▶ **The task**
Extract from the listing each line in which the word "color" appears.

Start of Source material

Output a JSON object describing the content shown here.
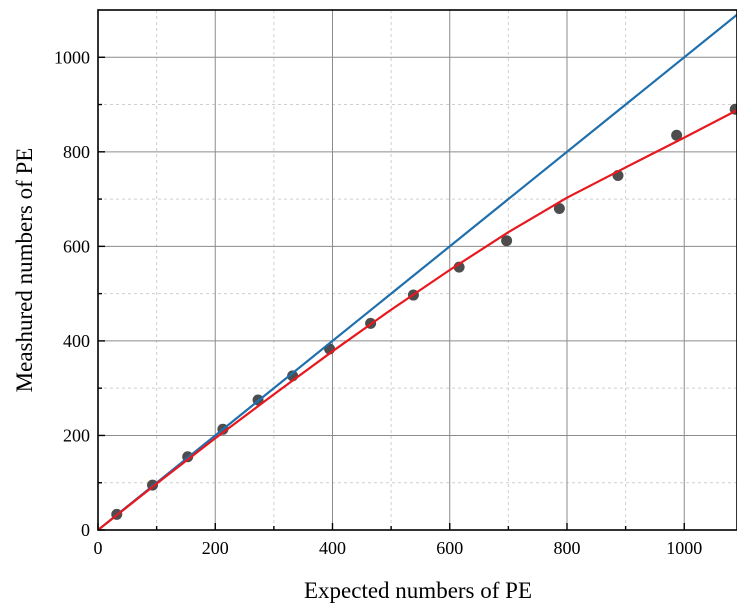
{
  "chart_data": {
    "type": "scatter",
    "title": "",
    "xlabel": "Expected numbers of PE",
    "ylabel": "Meashured numbers of PE",
    "xlim": [
      0,
      1090
    ],
    "ylim": [
      0,
      1100
    ],
    "x_ticks": [
      0,
      200,
      400,
      600,
      800,
      1000
    ],
    "y_ticks": [
      0,
      200,
      400,
      600,
      800,
      1000
    ],
    "grid": true,
    "series": [
      {
        "kind": "points",
        "color": "#4d4d4d",
        "points": [
          [
            32,
            33
          ],
          [
            93,
            95
          ],
          [
            153,
            155
          ],
          [
            213,
            213
          ],
          [
            273,
            275
          ],
          [
            332,
            326
          ],
          [
            395,
            383
          ],
          [
            465,
            437
          ],
          [
            538,
            497
          ],
          [
            616,
            556
          ],
          [
            697,
            612
          ],
          [
            787,
            680
          ],
          [
            887,
            750
          ],
          [
            987,
            835
          ],
          [
            1087,
            890
          ]
        ]
      },
      {
        "kind": "line",
        "color": "#1f6fad",
        "points": [
          [
            0,
            0
          ],
          [
            1090,
            1090
          ]
        ]
      },
      {
        "kind": "line",
        "color": "#e8181e",
        "points": [
          [
            0,
            0
          ],
          [
            100,
            98
          ],
          [
            200,
            194
          ],
          [
            300,
            287
          ],
          [
            400,
            378
          ],
          [
            500,
            466
          ],
          [
            600,
            550
          ],
          [
            700,
            630
          ],
          [
            800,
            703
          ],
          [
            900,
            767
          ],
          [
            1000,
            830
          ],
          [
            1090,
            888
          ]
        ]
      }
    ]
  }
}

End of Source material

▶ **Exercise response**
        "color": "#4d4d4d",
        "color": "#1f6fad",
        "color": "#e8181e",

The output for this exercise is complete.